Can you retype only the lines from the one with "Type out the text in this image." through the final line of the material, exactly as given?

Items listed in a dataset
/---
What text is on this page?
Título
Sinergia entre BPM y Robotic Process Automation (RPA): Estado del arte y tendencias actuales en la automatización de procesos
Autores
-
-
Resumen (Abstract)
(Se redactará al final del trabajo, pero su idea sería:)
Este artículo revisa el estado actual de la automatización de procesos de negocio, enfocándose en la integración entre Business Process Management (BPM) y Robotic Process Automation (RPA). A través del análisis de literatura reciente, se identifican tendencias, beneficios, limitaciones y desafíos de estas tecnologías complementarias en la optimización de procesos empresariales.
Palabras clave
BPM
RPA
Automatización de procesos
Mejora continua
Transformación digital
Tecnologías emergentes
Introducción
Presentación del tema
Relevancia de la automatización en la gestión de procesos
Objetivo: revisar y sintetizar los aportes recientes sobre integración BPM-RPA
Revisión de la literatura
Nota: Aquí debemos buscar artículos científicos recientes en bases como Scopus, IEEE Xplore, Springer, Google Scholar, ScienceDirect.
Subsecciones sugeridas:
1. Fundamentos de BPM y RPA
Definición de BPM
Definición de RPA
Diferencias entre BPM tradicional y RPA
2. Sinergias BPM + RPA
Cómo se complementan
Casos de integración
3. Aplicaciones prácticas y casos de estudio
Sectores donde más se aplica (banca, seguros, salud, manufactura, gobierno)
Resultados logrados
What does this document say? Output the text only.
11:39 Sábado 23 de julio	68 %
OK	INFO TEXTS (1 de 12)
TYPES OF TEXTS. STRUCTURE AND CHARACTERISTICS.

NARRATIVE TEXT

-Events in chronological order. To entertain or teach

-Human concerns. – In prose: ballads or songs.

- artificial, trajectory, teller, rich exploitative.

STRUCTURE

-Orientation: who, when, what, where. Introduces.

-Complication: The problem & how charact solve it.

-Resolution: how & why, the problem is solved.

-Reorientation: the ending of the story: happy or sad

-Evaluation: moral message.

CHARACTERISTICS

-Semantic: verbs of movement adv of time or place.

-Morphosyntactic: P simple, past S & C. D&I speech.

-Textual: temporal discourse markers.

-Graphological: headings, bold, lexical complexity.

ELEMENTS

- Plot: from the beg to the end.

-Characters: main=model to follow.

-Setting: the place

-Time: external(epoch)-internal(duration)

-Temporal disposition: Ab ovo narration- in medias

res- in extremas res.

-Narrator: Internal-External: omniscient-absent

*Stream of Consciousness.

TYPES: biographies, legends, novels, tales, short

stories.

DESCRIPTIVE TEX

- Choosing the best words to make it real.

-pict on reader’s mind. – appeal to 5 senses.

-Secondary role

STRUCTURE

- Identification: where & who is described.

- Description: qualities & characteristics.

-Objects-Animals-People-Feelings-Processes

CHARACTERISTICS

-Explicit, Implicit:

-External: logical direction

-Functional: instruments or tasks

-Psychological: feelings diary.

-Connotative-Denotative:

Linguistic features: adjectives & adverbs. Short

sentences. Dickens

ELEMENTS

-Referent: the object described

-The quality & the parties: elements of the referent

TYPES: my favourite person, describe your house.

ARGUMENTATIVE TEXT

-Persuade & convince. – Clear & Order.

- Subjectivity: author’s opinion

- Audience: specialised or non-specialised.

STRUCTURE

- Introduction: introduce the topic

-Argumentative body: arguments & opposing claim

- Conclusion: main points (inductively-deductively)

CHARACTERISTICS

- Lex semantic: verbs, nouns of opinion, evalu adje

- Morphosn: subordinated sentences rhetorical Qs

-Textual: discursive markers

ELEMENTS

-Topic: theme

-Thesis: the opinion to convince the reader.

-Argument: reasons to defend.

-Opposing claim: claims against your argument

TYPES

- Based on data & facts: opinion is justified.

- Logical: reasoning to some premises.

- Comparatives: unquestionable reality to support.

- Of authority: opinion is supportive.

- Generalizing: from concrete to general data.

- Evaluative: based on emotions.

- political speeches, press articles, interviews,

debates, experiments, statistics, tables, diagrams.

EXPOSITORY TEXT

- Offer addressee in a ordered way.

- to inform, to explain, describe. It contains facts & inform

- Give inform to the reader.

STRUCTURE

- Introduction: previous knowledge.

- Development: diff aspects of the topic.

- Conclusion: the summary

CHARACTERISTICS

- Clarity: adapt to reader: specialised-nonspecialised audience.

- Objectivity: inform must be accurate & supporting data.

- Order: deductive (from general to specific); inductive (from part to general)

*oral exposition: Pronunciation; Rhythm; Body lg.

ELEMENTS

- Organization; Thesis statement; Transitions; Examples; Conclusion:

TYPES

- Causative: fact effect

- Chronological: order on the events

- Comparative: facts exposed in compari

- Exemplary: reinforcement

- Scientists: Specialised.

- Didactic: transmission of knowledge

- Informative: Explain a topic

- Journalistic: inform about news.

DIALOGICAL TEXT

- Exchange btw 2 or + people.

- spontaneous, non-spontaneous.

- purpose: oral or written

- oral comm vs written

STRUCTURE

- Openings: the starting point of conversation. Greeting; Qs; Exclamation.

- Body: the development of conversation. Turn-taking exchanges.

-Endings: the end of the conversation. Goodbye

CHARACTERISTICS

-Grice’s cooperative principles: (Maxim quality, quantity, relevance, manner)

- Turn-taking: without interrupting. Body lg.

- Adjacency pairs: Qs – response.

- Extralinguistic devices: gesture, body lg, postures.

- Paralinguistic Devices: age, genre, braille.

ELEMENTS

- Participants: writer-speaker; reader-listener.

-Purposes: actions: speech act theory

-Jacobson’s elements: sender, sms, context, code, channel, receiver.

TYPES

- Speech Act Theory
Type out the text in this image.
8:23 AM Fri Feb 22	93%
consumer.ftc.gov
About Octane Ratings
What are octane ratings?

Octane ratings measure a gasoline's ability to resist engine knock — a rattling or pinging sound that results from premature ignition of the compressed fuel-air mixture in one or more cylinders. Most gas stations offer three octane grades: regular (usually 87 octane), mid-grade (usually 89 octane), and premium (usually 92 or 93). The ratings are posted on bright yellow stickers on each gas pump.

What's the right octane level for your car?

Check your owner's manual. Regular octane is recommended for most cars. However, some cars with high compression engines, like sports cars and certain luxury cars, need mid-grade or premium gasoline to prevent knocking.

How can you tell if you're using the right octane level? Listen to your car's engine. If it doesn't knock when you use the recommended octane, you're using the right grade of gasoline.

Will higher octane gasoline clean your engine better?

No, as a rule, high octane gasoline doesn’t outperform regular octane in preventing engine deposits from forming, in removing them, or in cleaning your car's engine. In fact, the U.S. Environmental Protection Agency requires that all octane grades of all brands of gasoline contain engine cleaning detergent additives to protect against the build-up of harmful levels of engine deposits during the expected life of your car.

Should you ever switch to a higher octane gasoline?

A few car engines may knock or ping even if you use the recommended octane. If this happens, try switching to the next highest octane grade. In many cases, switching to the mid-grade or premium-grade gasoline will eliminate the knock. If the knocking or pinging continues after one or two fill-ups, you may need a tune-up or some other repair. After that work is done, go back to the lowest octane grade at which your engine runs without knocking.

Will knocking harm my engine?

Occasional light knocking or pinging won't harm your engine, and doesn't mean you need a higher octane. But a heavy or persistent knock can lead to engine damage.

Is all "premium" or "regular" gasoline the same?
\---
Result:
Type out the text in this image.
8:23 AM Fri Feb 22	93%
consumer.ftc.gov
About Octane Ratings
What are octane ratings?

Octane ratings measure a gasoline's ability to resist engine knock — a rattling or pinging sound that results from premature ignition of the compressed fuel-air mixture in one or more cylinders. Most gas stations offer three octane grades: regular (usually 87 octane), mid-grade (usually 89 octane), and premium (usually 92 or 93). The ratings are posted on bright yellow stickers on each gas pump.

What's the right octane level for your car?

Check your owner's manual. Regular octane is recommended for most cars. However, some cars with high compression engines, like sports cars and certain luxury cars, need mid-grade or premium gasoline to prevent knocking.

How can you tell if you're using the right octane level? Listen to your car's engine. If it doesn't knock when you use the recommended octane, you're using the right grade of gasoline.

Will higher octane gasoline clean your engine better?

No, as a rule, high octane gasoline doesn’t outperform regular octane in preventing engine deposits from forming, in removing them, or in cleaning your car's engine. In fact, the U.S. Environmental Protection Agency requires that all octane grades of all brands of gasoline contain engine cleaning detergent additives to protect against the build-up of harmful levels of engine deposits during the expected life of your car.

Should you ever switch to a higher octane gasoline?

A few car engines may knock or ping even if you use the recommended octane. If this happens, try switching to the next highest octane grade. In many cases, switching to the mid-grade or premium-grade gasoline will eliminate the knock. If the knocking or pinging continues after one or two fill-ups, you may need a tune-up or some other repair. After that work is done, go back to the lowest octane grade at which your engine runs without knocking.

Will knocking harm my engine?

Occasional light knocking or pinging won't harm your engine, and doesn't mean you need a higher octane. But a heavy or persistent knock can lead to engine damage.

Is all "premium" or "regular" gasoline the same?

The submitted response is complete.